(Records)

----

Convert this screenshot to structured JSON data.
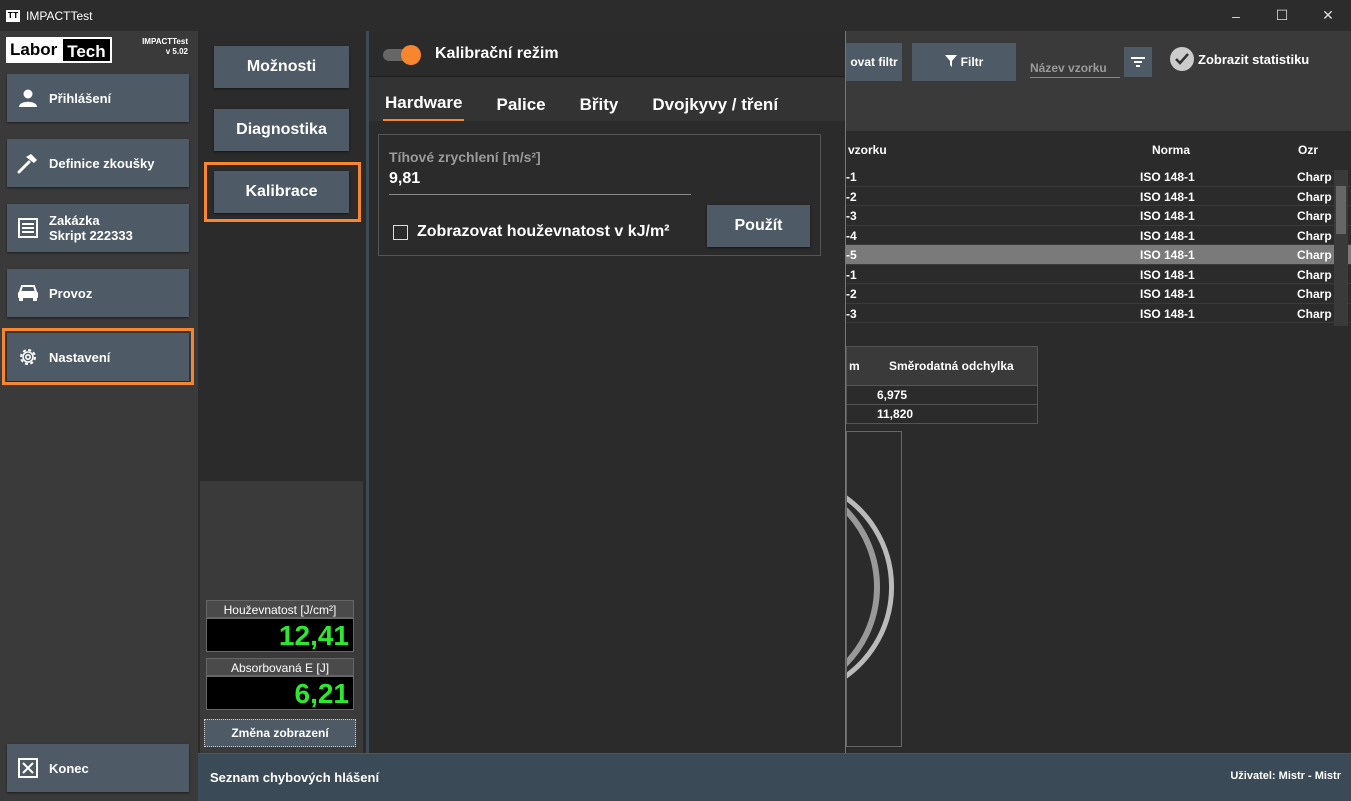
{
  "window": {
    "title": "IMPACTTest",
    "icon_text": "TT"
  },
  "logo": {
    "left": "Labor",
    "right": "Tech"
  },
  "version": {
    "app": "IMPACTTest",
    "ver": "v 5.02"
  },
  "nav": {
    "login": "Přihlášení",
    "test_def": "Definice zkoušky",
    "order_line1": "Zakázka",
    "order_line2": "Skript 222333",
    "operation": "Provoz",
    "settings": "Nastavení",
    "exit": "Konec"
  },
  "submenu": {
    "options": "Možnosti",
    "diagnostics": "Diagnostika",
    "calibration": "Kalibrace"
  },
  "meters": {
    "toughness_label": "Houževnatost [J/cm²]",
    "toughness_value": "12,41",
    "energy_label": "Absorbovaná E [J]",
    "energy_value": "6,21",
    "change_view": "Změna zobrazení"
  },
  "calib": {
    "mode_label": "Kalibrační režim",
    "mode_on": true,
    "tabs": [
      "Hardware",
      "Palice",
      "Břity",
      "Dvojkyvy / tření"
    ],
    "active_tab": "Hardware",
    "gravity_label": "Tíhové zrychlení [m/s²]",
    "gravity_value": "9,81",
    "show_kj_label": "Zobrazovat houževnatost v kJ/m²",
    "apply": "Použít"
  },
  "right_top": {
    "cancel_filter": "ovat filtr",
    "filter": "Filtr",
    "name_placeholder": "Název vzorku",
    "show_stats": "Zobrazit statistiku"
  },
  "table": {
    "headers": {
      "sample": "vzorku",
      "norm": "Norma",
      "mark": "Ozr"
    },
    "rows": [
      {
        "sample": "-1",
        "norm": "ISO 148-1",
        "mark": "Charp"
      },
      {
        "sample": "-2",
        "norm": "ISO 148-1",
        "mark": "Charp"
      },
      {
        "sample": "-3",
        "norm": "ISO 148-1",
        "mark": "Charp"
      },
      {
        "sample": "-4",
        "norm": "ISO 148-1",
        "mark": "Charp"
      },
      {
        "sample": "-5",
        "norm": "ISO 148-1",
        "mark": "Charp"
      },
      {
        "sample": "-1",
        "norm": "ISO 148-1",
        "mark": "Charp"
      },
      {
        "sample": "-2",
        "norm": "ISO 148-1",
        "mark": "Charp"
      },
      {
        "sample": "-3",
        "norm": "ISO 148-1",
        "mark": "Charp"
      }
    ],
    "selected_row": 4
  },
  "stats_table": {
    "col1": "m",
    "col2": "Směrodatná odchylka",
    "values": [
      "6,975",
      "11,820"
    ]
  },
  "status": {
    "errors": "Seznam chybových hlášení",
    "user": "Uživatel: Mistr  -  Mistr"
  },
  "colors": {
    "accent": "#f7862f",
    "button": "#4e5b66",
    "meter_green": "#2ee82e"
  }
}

----

Omit the pictures, then quote the rest of the material above exactly.

Convert this screenshot to structured JSON data.
{
  "window": {
    "title": "IMPACTTest",
    "icon_text": "TT"
  },
  "logo": {
    "left": "Labor",
    "right": "Tech"
  },
  "version": {
    "app": "IMPACTTest",
    "ver": "v 5.02"
  },
  "nav": {
    "login": "Přihlášení",
    "test_def": "Definice zkoušky",
    "order_line1": "Zakázka",
    "order_line2": "Skript 222333",
    "operation": "Provoz",
    "settings": "Nastavení",
    "exit": "Konec"
  },
  "submenu": {
    "options": "Možnosti",
    "diagnostics": "Diagnostika",
    "calibration": "Kalibrace"
  },
  "meters": {
    "toughness_label": "Houževnatost [J/cm²]",
    "toughness_value": "12,41",
    "energy_label": "Absorbovaná E [J]",
    "energy_value": "6,21",
    "change_view": "Změna zobrazení"
  },
  "calib": {
    "mode_label": "Kalibrační režim",
    "mode_on": true,
    "tabs": [
      "Hardware",
      "Palice",
      "Břity",
      "Dvojkyvy / tření"
    ],
    "active_tab": "Hardware",
    "gravity_label": "Tíhové zrychlení [m/s²]",
    "gravity_value": "9,81",
    "show_kj_label": "Zobrazovat houževnatost v kJ/m²",
    "apply": "Použít"
  },
  "right_top": {
    "cancel_filter": "ovat filtr",
    "filter": "Filtr",
    "name_placeholder": "Název vzorku",
    "show_stats": "Zobrazit statistiku"
  },
  "table": {
    "headers": {
      "sample": "vzorku",
      "norm": "Norma",
      "mark": "Ozr"
    },
    "rows": [
      {
        "sample": "-1",
        "norm": "ISO 148-1",
        "mark": "Charp"
      },
      {
        "sample": "-2",
        "norm": "ISO 148-1",
        "mark": "Charp"
      },
      {
        "sample": "-3",
        "norm": "ISO 148-1",
        "mark": "Charp"
      },
      {
        "sample": "-4",
        "norm": "ISO 148-1",
        "mark": "Charp"
      },
      {
        "sample": "-5",
        "norm": "ISO 148-1",
        "mark": "Charp"
      },
      {
        "sample": "-1",
        "norm": "ISO 148-1",
        "mark": "Charp"
      },
      {
        "sample": "-2",
        "norm": "ISO 148-1",
        "mark": "Charp"
      },
      {
        "sample": "-3",
        "norm": "ISO 148-1",
        "mark": "Charp"
      }
    ],
    "selected_row": 4
  },
  "stats_table": {
    "col1": "m",
    "col2": "Směrodatná odchylka",
    "values": [
      "6,975",
      "11,820"
    ]
  },
  "status": {
    "errors": "Seznam chybových hlášení",
    "user": "Uživatel: Mistr  -  Mistr"
  },
  "colors": {
    "accent": "#f7862f",
    "button": "#4e5b66",
    "meter_green": "#2ee82e"
  }
}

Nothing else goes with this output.